Look through the listing and locate every line containing the word "œuvre"; copy those lines.

◇ ◇ ◇ ◇ ◇

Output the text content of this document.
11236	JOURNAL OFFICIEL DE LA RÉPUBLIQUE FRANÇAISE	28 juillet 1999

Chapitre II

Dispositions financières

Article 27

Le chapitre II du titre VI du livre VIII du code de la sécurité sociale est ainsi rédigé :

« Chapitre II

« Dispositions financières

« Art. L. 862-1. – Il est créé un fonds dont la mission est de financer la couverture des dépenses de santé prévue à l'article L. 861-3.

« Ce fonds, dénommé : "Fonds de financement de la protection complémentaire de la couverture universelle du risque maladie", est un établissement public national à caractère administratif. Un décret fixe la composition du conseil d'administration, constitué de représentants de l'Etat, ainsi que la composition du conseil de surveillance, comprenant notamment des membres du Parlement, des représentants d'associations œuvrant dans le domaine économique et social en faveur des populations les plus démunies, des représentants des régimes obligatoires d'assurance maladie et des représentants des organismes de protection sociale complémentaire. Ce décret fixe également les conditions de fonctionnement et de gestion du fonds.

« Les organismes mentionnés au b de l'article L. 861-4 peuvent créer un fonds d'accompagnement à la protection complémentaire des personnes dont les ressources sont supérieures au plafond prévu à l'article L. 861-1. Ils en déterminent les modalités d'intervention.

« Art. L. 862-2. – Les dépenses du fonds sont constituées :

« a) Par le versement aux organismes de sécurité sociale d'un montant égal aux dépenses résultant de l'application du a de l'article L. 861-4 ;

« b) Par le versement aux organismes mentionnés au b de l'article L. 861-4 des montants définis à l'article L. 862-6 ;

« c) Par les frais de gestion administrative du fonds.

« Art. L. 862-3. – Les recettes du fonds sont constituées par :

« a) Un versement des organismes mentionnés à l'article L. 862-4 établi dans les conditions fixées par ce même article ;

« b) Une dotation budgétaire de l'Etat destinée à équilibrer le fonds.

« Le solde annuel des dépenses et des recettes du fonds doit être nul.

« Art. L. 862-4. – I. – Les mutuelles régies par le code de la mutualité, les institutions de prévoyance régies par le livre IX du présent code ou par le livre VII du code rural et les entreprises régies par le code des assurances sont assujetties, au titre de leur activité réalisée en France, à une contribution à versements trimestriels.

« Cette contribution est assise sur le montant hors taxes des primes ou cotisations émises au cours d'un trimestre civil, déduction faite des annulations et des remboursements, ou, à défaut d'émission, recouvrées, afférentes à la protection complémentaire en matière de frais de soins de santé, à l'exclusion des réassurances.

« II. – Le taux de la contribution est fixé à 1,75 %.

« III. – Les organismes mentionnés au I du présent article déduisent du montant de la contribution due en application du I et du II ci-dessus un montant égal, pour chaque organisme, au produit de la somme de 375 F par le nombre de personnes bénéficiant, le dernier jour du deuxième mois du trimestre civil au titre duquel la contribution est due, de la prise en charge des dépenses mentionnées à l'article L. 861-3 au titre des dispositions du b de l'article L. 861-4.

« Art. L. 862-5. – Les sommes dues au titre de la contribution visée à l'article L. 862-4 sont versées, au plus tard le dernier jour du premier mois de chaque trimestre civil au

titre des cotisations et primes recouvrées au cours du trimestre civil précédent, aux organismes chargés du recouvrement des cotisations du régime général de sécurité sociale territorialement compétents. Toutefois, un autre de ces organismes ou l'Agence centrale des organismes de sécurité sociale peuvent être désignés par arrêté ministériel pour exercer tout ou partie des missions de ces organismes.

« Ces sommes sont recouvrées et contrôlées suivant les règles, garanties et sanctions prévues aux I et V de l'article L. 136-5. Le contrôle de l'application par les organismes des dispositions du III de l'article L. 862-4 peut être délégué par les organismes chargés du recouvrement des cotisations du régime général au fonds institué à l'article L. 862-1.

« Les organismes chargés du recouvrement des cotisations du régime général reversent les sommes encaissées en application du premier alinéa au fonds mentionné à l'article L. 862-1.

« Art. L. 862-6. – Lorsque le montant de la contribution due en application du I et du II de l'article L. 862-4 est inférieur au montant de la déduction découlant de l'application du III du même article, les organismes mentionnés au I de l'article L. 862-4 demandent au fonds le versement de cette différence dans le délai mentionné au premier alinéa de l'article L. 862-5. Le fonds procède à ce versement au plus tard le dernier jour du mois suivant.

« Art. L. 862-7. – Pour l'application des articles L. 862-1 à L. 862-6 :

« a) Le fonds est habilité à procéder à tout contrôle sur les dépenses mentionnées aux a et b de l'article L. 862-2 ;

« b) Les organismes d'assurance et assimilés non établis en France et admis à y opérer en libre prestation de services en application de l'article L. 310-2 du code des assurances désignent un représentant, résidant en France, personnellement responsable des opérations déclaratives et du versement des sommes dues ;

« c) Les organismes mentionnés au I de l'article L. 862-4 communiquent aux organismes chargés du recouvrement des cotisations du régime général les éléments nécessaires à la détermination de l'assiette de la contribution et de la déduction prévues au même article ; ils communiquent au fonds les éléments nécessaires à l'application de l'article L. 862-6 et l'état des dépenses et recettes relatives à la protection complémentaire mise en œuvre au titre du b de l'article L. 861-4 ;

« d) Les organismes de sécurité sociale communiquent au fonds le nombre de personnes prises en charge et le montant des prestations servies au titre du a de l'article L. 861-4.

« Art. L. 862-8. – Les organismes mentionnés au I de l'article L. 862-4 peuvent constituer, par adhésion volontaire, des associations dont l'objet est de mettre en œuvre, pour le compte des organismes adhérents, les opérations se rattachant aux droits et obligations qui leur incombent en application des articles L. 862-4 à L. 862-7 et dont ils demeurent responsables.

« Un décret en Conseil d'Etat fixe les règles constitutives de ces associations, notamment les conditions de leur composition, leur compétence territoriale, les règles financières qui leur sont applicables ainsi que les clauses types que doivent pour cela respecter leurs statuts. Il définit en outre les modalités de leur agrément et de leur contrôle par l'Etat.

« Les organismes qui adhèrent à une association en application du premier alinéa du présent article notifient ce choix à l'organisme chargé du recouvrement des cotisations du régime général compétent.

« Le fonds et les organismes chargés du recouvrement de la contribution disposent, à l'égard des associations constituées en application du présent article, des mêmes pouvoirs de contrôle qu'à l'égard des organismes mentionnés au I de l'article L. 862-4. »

◇ ◇ ◇ ◇ ◇

• [Answer to this problem]
« c) Les organismes mentionnés au I de l'article L. 862-4 communiquent aux organismes chargés du recouvrement des cotisations du régime général les éléments nécessaires à la détermination de l'assiette de la contribution et de la déduction prévues au même article ; ils communiquent au fonds les éléments nécessaires à l'application de l'article L. 862-6 et l'état des dépenses et recettes relatives à la protection complémentaire mise en œuvre au titre du b de l'article L. 861-4 ;
« Art. L. 862-8. – Les organismes mentionnés au I de l'article L. 862-4 peuvent constituer, par adhésion volontaire, des associations dont l'objet est de mettre en œuvre, pour le compte des organismes adhérents, les opérations se rattachant aux droits et obligations qui leur incombent en application des articles L. 862-4 à L. 862-7 et dont ils demeurent responsables.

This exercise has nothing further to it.